### Task
Search the material for the word "abogada" and report each line where it turns up.

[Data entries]
┏━━

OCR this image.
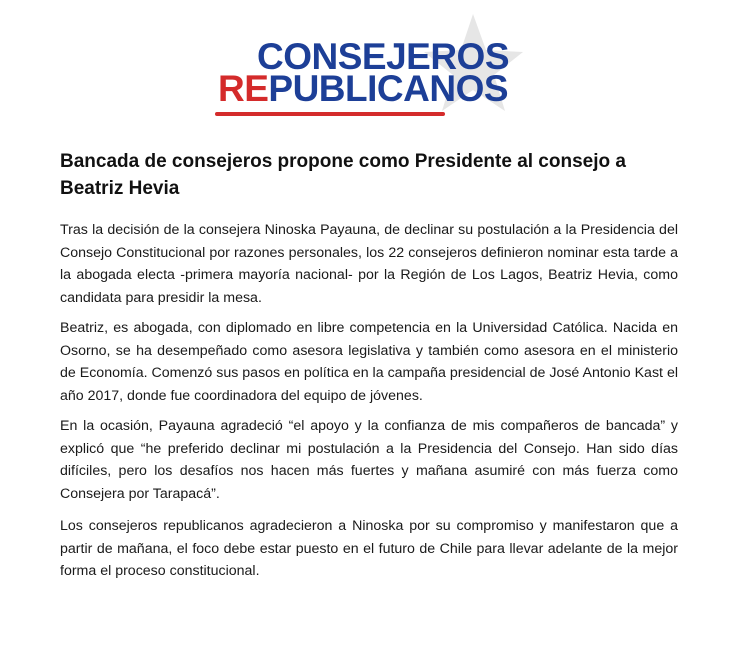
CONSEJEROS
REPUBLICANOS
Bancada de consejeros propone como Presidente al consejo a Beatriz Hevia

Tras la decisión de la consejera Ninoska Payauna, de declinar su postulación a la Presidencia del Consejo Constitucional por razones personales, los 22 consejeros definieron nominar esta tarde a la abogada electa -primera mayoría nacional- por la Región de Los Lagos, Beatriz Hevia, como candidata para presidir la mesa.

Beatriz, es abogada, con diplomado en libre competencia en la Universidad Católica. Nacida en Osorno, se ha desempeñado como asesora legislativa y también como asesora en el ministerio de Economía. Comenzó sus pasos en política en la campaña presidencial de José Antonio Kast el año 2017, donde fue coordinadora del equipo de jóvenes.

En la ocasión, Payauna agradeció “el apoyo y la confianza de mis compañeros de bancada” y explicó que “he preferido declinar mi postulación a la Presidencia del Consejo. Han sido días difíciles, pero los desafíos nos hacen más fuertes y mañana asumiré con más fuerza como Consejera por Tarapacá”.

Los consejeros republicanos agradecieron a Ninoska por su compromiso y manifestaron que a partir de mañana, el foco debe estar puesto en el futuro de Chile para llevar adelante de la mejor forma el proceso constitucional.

┗━━
┏━━

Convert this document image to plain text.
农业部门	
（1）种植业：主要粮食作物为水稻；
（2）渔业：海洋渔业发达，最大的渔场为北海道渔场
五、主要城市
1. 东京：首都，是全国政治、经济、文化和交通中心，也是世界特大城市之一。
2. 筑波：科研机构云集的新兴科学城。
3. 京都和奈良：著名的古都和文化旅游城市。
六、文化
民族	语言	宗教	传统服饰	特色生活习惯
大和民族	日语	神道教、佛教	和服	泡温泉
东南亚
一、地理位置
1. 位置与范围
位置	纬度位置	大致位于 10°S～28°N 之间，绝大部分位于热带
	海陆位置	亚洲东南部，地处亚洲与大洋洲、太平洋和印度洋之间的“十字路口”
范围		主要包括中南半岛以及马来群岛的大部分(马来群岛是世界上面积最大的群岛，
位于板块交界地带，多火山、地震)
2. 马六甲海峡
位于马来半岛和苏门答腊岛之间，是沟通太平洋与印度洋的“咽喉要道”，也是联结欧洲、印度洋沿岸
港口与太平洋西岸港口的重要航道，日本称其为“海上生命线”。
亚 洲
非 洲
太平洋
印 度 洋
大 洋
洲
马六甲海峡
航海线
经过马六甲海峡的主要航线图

┗━━

### Exercise response
Tras la decisión de la consejera Ninoska Payauna, de declinar su postulación a la Presidencia del Consejo Constitucional por razones personales, los 22 consejeros definieron nominar esta tarde a la abogada electa -primera mayoría nacional- por la Región de Los Lagos, Beatriz Hevia, como candidata para presidir la mesa.
Beatriz, es abogada, con diplomado en libre competencia en la Universidad Católica. Nacida en Osorno, se ha desempeñado como asesora legislativa y también como asesora en el ministerio de Economía. Comenzó sus pasos en política en la campaña presidencial de José Antonio Kast el año 2017, donde fue coordinadora del equipo de jóvenes.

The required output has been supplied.